#### What is expected:
The complete listing should be restated exactly.

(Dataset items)

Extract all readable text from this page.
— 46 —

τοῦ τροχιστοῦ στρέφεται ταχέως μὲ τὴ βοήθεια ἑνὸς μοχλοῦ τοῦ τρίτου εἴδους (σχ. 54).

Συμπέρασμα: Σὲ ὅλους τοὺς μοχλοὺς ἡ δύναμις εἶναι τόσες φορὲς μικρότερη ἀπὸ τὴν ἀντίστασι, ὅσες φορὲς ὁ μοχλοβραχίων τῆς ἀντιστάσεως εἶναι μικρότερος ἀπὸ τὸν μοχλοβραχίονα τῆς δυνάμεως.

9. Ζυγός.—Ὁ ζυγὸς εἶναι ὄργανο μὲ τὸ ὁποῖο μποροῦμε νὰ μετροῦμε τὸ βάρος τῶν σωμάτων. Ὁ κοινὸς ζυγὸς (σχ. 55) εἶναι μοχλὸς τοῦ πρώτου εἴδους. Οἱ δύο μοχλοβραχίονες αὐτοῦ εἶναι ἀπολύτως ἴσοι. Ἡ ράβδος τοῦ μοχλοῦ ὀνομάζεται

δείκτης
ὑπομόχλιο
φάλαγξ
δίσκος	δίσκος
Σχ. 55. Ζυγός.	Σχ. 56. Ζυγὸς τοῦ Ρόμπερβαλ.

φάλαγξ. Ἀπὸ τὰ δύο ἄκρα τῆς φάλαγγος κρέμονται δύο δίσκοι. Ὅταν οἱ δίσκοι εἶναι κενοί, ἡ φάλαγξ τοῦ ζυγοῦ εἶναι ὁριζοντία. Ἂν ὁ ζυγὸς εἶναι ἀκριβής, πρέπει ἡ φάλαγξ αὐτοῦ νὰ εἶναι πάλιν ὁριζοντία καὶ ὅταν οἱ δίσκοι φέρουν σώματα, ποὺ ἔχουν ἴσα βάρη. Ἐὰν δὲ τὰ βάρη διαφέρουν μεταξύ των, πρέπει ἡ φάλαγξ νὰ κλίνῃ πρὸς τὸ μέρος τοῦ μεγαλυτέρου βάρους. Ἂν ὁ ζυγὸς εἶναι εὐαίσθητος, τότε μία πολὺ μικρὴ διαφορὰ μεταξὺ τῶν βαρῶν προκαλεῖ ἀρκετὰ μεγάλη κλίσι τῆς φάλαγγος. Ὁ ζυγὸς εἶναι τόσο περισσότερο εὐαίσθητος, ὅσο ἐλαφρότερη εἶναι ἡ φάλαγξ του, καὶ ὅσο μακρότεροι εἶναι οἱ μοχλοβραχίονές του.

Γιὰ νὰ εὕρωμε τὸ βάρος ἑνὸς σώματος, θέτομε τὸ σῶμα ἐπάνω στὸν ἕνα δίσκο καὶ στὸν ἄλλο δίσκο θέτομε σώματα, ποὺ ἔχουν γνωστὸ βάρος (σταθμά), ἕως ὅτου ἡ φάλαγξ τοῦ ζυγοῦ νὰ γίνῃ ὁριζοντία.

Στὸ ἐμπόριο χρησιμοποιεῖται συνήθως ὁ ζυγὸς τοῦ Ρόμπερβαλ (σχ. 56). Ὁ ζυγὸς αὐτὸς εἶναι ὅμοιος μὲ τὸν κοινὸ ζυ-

#### Solution for this task:
Extract all readable text from this page.
— 46 —

τοῦ τροχιστοῦ στρέφεται ταχέως μὲ τὴ βοήθεια ἑνὸς μοχλοῦ τοῦ τρίτου εἴδους (σχ. 54).

Συμπέρασμα: Σὲ ὅλους τοὺς μοχλοὺς ἡ δύναμις εἶναι τόσες φορὲς μικρότερη ἀπὸ τὴν ἀντίστασι, ὅσες φορὲς ὁ μοχλοβραχίων τῆς ἀντιστάσεως εἶναι μικρότερος ἀπὸ τὸν μοχλοβραχίονα τῆς δυνάμεως.

9. Ζυγός.—Ὁ ζυγὸς εἶναι ὄργανο μὲ τὸ ὁποῖο μποροῦμε νὰ μετροῦμε τὸ βάρος τῶν σωμάτων. Ὁ κοινὸς ζυγὸς (σχ. 55) εἶναι μοχλὸς τοῦ πρώτου εἴδους. Οἱ δύο μοχλοβραχίονες αὐτοῦ εἶναι ἀπολύτως ἴσοι. Ἡ ράβδος τοῦ μοχλοῦ ὀνομάζεται

δείκτης
ὑπομόχλιο
φάλαγξ
δίσκος	δίσκος
Σχ. 55. Ζυγός.	Σχ. 56. Ζυγὸς τοῦ Ρόμπερβαλ.

φάλαγξ. Ἀπὸ τὰ δύο ἄκρα τῆς φάλαγγος κρέμονται δύο δίσκοι. Ὅταν οἱ δίσκοι εἶναι κενοί, ἡ φάλαγξ τοῦ ζυγοῦ εἶναι ὁριζοντία. Ἂν ὁ ζυγὸς εἶναι ἀκριβής, πρέπει ἡ φάλαγξ αὐτοῦ νὰ εἶναι πάλιν ὁριζοντία καὶ ὅταν οἱ δίσκοι φέρουν σώματα, ποὺ ἔχουν ἴσα βάρη. Ἐὰν δὲ τὰ βάρη διαφέρουν μεταξύ των, πρέπει ἡ φάλαγξ νὰ κλίνῃ πρὸς τὸ μέρος τοῦ μεγαλυτέρου βάρους. Ἂν ὁ ζυγὸς εἶναι εὐαίσθητος, τότε μία πολὺ μικρὴ διαφορὰ μεταξὺ τῶν βαρῶν προκαλεῖ ἀρκετὰ μεγάλη κλίσι τῆς φάλαγγος. Ὁ ζυγὸς εἶναι τόσο περισσότερο εὐαίσθητος, ὅσο ἐλαφρότερη εἶναι ἡ φάλαγξ του, καὶ ὅσο μακρότεροι εἶναι οἱ μοχλοβραχίονές του.

Γιὰ νὰ εὕρωμε τὸ βάρος ἑνὸς σώματος, θέτομε τὸ σῶμα ἐπάνω στὸν ἕνα δίσκο καὶ στὸν ἄλλο δίσκο θέτομε σώματα, ποὺ ἔχουν γνωστὸ βάρος (σταθμά), ἕως ὅτου ἡ φάλαγξ τοῦ ζυγοῦ νὰ γίνῃ ὁριζοντία.

Στὸ ἐμπόριο χρησιμοποιεῖται συνήθως ὁ ζυγὸς τοῦ Ρόμπερβαλ (σχ. 56). Ὁ ζυγὸς αὐτὸς εἶναι ὅμοιος μὲ τὸν κοινὸ ζυ-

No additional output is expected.